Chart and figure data
::::

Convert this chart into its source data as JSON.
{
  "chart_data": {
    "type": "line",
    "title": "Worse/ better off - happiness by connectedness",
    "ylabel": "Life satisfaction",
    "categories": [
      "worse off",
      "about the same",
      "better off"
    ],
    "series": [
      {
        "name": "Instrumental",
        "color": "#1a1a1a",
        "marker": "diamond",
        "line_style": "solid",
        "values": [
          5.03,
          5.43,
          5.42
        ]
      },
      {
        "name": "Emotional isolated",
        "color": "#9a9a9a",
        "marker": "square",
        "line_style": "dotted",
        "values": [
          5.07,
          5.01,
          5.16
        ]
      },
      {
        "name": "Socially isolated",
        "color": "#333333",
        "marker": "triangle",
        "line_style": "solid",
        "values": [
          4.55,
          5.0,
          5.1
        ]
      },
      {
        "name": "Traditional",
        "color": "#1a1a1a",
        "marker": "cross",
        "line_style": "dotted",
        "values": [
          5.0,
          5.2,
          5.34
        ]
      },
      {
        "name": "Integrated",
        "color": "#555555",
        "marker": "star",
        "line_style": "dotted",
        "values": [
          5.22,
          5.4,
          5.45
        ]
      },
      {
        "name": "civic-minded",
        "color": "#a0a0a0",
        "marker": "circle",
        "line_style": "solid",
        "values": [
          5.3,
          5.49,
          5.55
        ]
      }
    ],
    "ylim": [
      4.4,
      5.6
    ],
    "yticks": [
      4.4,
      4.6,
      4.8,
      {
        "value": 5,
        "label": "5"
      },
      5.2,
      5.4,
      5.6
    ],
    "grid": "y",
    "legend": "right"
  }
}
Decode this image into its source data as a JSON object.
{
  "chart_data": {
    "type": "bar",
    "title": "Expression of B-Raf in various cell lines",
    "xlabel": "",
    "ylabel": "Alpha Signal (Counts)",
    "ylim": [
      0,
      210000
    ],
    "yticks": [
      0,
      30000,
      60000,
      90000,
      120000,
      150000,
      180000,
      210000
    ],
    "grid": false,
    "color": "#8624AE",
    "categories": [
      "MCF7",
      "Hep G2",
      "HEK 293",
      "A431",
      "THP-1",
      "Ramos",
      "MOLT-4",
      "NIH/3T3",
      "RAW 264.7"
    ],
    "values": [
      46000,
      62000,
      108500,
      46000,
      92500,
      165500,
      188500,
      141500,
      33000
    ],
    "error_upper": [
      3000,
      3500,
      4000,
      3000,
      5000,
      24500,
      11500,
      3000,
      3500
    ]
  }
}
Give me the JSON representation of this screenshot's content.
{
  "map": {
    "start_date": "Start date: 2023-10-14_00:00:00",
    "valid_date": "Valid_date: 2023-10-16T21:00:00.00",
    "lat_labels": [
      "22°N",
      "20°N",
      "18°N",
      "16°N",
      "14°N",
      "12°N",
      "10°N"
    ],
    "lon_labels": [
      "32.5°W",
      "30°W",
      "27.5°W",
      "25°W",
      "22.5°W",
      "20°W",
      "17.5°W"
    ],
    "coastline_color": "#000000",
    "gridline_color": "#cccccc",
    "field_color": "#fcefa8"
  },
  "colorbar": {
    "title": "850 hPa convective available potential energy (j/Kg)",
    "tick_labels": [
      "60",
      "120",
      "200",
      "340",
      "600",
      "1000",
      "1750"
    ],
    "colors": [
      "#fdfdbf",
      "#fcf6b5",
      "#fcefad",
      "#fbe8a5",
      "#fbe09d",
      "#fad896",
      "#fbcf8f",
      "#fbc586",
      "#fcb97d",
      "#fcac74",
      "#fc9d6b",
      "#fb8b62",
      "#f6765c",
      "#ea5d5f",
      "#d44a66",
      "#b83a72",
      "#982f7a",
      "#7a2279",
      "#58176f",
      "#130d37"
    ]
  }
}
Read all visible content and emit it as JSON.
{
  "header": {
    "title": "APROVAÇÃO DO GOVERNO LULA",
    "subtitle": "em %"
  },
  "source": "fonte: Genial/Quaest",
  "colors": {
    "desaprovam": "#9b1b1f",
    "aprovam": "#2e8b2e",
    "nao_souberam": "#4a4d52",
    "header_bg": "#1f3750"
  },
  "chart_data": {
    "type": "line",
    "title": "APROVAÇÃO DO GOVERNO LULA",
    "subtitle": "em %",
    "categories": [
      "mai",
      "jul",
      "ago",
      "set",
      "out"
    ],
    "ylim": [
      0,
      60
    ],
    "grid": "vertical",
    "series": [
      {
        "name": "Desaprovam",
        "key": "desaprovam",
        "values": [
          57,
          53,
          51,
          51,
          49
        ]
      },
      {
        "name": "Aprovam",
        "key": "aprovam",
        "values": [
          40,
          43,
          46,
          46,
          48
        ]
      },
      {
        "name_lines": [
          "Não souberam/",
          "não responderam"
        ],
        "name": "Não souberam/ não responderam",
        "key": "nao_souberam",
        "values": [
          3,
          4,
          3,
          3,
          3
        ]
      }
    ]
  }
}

::::

▸ **EXERCISE PROMPT**:
Among the lines of the listing, how many hold the string "content"? Respond with only the number.

▸ **RESPONSE BELOW**:
2